- [Quoted text]:
— Start —

Sunday, August 29, 2010

Get to Know Your Teacher Quiz

I got this idea from KFous over at My Web 2.0 journey

Tell the students you are going to give them a pop quiz. After the initial groans tell them that it is a multiple choice test about you!

Make up 5-10 questions about yourself with some multiple choice answers. Here are a few to give you some ideas.

1. Why is the number 3 important to Mrs. H

A It is the numbers of years she’s been teaching
B It is the number of children she has
C It is the number of times she’s been to Disneyland
D It is the number of piercings she has

2. Why is the number 25 important to Mrs. H

A It is how old she is
B It is the number of years she has lived in New Braunfels
C It is the number of her students who got commended on last year’s TAKS test
D It is the number of years she’s been married

3. Why is the number 13 important to Mrs. H

A. It is her lucky number
B. It is the number of years she’s been teaching
C. It is the number of times she floated the river this summer
D. It is the number of times she has been to Fiesta Texas

4. Why is the number 0 important to Mrs. H

A It is the number of sisters she has
B It is the number of times she has been to Schlitterbahn
C It is the number of dogs she has
D It is the number times she has flown on an airplane

5. Why is the number 1 important to Mrs. H

A It is the number of children she has
B It is the number of years she has taught at Canyon High School
C It is the number of times she has been to Schlitterbahn
D It is the number of tattoos she has

There will be lots of laughter during the quiz and you can use it as a chance to let your students know a little more about you.

— End —

Element and coordinate records:
— Start —

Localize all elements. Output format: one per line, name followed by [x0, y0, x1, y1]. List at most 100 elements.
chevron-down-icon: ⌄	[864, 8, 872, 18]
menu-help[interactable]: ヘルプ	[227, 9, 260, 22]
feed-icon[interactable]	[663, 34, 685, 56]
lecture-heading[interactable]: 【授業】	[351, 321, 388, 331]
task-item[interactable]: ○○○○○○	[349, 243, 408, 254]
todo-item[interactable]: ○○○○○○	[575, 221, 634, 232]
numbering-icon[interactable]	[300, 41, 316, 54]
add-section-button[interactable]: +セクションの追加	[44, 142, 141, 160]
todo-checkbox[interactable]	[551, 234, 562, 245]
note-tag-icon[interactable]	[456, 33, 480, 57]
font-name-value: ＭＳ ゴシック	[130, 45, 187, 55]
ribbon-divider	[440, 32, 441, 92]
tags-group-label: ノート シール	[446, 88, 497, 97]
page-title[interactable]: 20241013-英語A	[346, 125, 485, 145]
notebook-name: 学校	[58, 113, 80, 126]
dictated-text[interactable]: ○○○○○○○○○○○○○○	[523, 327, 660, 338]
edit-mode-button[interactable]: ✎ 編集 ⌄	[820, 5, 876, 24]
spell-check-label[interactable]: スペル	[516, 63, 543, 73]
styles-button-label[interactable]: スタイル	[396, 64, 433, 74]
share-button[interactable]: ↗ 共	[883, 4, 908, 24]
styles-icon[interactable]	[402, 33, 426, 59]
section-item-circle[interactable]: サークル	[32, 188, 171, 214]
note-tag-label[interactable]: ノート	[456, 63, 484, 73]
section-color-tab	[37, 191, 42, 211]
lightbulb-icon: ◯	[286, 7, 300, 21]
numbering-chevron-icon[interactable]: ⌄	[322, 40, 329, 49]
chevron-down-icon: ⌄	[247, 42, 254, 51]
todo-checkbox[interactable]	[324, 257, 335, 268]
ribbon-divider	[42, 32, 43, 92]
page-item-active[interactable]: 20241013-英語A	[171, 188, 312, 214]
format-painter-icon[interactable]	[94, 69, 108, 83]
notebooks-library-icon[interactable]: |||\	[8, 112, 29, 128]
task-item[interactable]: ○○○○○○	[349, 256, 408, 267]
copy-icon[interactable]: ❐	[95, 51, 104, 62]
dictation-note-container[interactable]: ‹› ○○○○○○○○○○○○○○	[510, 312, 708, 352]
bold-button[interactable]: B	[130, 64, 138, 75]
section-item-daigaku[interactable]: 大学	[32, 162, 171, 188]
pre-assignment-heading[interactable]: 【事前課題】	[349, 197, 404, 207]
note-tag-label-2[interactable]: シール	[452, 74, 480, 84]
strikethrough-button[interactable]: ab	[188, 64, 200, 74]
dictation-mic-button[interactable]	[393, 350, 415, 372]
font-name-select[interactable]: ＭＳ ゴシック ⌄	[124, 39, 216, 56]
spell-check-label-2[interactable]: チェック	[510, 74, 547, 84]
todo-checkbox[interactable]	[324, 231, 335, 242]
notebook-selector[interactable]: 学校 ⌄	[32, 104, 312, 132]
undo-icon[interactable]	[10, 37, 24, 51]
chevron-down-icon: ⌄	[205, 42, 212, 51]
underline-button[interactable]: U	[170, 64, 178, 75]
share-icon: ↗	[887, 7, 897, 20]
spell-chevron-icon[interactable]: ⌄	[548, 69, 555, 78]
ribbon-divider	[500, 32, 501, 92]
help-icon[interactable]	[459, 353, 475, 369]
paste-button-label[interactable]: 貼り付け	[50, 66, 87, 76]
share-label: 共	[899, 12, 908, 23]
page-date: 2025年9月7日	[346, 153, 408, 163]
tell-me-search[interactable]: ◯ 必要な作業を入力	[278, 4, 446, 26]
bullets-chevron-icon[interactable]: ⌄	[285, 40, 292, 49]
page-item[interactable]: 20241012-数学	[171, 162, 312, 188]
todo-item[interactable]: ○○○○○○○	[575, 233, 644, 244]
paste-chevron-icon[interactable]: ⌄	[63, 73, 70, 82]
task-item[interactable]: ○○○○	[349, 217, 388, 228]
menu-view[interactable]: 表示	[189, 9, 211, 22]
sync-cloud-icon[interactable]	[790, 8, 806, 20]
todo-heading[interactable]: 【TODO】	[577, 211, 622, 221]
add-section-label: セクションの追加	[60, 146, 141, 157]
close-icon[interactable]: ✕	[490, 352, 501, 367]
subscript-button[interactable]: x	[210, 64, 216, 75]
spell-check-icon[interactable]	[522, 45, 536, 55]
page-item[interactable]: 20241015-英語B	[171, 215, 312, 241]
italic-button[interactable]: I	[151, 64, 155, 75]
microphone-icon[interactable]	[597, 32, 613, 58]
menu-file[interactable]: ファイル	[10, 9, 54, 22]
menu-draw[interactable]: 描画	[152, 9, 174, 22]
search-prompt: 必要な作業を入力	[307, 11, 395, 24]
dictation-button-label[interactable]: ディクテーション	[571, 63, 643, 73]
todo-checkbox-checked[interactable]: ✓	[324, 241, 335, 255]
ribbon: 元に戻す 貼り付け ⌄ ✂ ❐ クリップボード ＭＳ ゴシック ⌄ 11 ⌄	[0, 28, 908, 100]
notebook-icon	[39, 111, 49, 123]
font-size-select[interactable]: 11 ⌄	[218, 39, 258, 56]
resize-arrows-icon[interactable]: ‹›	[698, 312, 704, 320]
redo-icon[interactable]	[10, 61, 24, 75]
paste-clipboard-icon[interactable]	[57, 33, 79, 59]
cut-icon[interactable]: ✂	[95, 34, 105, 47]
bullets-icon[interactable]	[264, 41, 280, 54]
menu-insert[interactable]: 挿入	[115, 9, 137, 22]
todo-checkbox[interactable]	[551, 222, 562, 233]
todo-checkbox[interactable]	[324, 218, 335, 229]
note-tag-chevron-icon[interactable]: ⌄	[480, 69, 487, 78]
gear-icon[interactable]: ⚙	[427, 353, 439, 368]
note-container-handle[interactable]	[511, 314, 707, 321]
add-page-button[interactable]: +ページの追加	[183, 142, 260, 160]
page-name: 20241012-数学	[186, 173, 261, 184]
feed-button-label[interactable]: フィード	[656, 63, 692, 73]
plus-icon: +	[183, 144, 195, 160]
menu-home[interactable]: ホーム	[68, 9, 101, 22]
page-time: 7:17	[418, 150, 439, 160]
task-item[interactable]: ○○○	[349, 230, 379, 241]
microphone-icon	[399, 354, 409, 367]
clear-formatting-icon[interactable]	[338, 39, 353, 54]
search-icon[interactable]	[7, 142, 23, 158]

— End —

- [Requirements]:
(A) Extract the records from their first line up to and including the line containing "4, 908, 24]", and reproduce those lines without any change.
(B) Write what comes next in the post about the get-to-know-your-teacher quiz, starting after its final sentence.
The quiz post and the records are unrelated pieces of material.

- [Answers below]:
(A)
Localize all elements. Output format: one per line, name followed by [x0, y0, x1, y1]. List at most 100 elements.
chevron-down-icon: ⌄	[864, 8, 872, 18]
menu-help[interactable]: ヘルプ	[227, 9, 260, 22]
feed-icon[interactable]	[663, 34, 685, 56]
lecture-heading[interactable]: 【授業】	[351, 321, 388, 331]
task-item[interactable]: ○○○○○○	[349, 243, 408, 254]
todo-item[interactable]: ○○○○○○	[575, 221, 634, 232]
numbering-icon[interactable]	[300, 41, 316, 54]
add-section-button[interactable]: +セクションの追加	[44, 142, 141, 160]
todo-checkbox[interactable]	[551, 234, 562, 245]
note-tag-icon[interactable]	[456, 33, 480, 57]
font-name-value: ＭＳ ゴシック	[130, 45, 187, 55]
ribbon-divider	[440, 32, 441, 92]
tags-group-label: ノート シール	[446, 88, 497, 97]
page-title[interactable]: 20241013-英語A	[346, 125, 485, 145]
notebook-name: 学校	[58, 113, 80, 126]
dictated-text[interactable]: ○○○○○○○○○○○○○○	[523, 327, 660, 338]
edit-mode-button[interactable]: ✎ 編集 ⌄	[820, 5, 876, 24]
spell-check-label[interactable]: スペル	[516, 63, 543, 73]
styles-button-label[interactable]: スタイル	[396, 64, 433, 74]
share-button[interactable]: ↗ 共	[883, 4, 908, 24]

(B)
At the end ask the students to choose five numbers and tell why they are important to them. They can either be funny or serious. I plan on filing their answers in their folder that we made the first day of school

I am doing this activity tomorrow and want to use the website Poll Everywhere to have the students text me their answers. I just need to go in and play around with the website and figure out how it works!

Ice Breaker activity-Name Reflections

This activity called Name Reflection. The materials you will need are markers, colored paper, and scissors. I allowed 15 minutes for this activity on the third day of school.

Step One: Have students fold a piece of colored paper hamburger style

Step Two: Have students write their name IN CURSIVE along the bottom folded edge.(Warning: many students today do not know how to write in cursive. You will either have to do it for them or get them to help each other with this step)

Step Three: Cut along the curves of the cursive writing. Be careful not to cut the bottom folded edge.

Step 4: Unfold and decorate!

Step 5: Be Prepared to be amazed at the creativity of your students!

Ice Breaker Activity-Bio Pyramid

This first activity works great for the first couple of days of school when you have lots of administrative tasks to attend to. It will take the students approximately 10-15 minutes to complete the entire activity.

Give students a copy of the Bio Pyramid. and have them fill in the information. I then had them cut them out and glue stick them to a pre-prepared place on my wall.

Note: Do not copy the bio-pyramid instructions two sided. Just give them the bio-pyramid. I put the instructions up on my smartboard.

Materials I used were scissors, markers, and glue sticks.

Here are the finished products. Added Bonus: Your room is well on its way to being ready for Meet the Parent Night!

Monday, August 23, 2010

Meeting Your Blogger Friends in Person

Jonathan at jd2718 was one of the first bloggers to welcome me into the edublogging community when I first began writing my blog. I believe he was the first blogger to link to my blog and even went so far as to recommend Math Tales From the Spring to others. It was very humbling because up to that point, I had no idea that anyone actually read my blog. I was using it as a journaling tool to help me work out things in my head both professionally and in my personal life.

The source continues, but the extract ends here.